TASK BRIEF: Determine the number of lines in the listing below where the string "Very" occurs; answer with the number alone.

RECORDS PROVIDED:
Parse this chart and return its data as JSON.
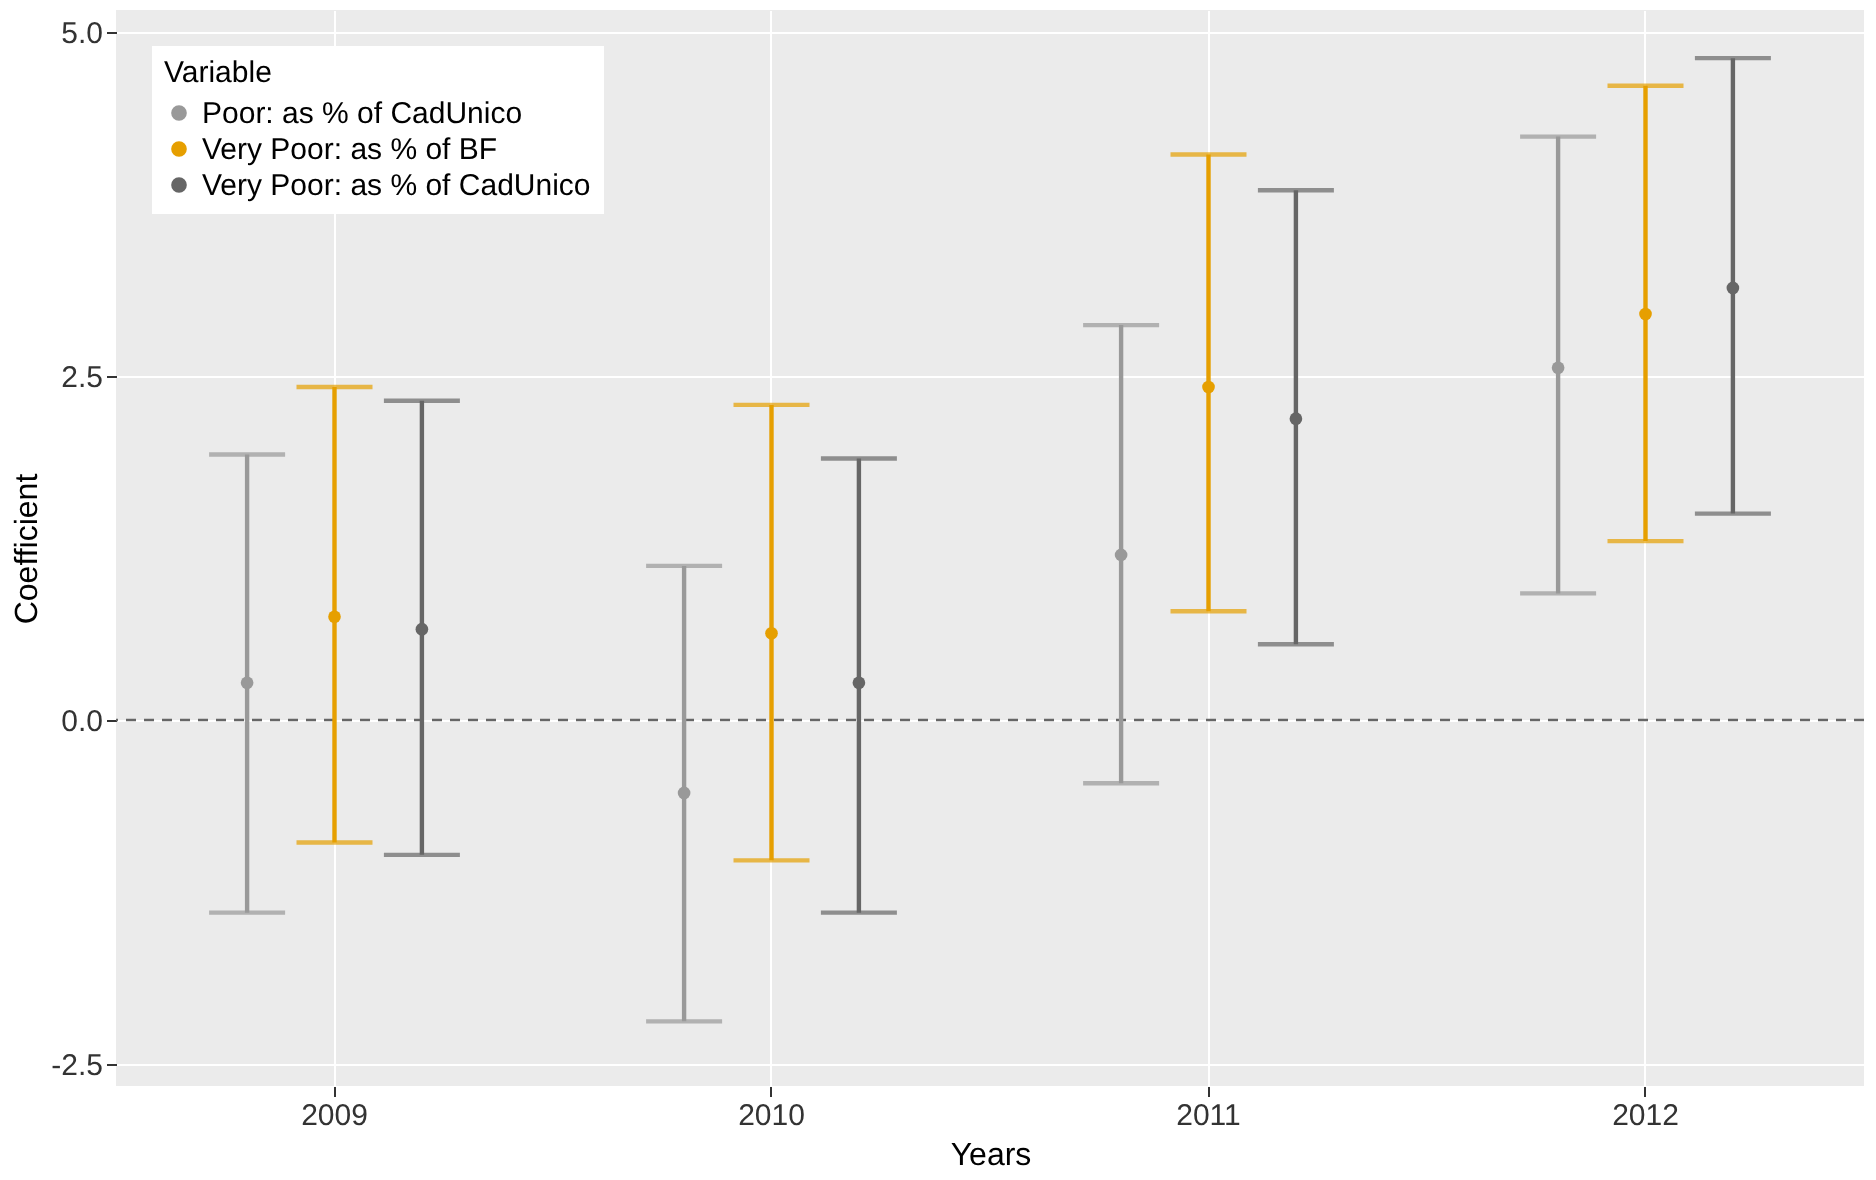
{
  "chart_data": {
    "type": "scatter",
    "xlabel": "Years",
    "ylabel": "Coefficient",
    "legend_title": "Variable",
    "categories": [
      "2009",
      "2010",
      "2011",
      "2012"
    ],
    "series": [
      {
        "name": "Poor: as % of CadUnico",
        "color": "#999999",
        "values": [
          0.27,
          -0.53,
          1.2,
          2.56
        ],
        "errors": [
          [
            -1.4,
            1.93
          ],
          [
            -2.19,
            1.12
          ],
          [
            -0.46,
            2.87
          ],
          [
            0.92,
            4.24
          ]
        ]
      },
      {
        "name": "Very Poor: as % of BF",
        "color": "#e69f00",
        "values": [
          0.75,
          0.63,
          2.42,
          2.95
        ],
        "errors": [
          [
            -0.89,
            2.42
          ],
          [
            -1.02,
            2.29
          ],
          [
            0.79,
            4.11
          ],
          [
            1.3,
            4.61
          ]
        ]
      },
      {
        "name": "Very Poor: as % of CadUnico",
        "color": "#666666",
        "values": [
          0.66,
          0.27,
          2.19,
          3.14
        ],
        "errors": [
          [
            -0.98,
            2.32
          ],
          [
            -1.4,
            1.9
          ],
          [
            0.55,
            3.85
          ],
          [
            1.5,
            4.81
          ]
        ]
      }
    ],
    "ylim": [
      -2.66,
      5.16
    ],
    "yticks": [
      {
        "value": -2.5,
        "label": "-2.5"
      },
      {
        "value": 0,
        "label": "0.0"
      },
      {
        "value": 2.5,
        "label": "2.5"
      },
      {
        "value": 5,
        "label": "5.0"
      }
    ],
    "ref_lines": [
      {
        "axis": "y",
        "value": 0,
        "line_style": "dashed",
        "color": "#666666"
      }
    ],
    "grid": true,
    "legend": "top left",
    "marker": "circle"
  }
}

==

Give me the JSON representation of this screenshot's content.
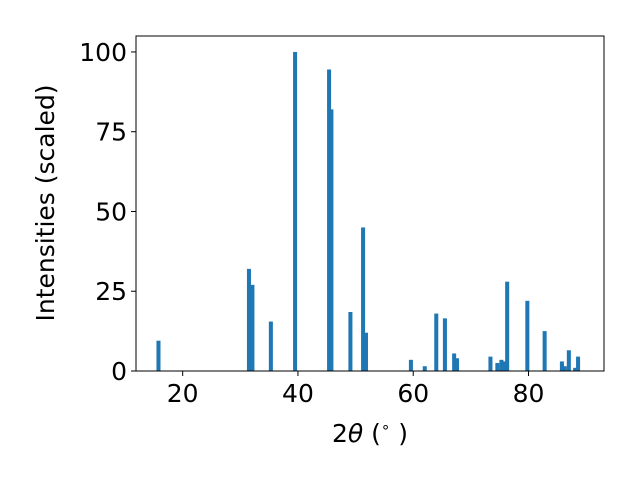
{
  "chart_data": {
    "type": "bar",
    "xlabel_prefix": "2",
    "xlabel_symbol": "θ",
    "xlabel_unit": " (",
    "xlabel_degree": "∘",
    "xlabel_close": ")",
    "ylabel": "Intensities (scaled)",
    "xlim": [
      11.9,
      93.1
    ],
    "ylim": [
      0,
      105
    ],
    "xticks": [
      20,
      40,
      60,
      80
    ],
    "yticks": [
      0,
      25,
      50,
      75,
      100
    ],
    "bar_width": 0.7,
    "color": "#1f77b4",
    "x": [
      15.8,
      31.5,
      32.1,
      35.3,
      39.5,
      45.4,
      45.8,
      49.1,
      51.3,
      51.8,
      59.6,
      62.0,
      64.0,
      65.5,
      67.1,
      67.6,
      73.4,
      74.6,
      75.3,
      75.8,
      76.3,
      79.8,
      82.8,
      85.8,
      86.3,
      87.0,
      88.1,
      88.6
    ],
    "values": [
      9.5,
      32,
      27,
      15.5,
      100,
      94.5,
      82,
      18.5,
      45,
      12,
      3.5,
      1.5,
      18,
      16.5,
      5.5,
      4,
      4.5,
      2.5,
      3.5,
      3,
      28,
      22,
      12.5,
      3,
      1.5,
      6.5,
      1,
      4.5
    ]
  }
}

CORRECT ANSWER: 2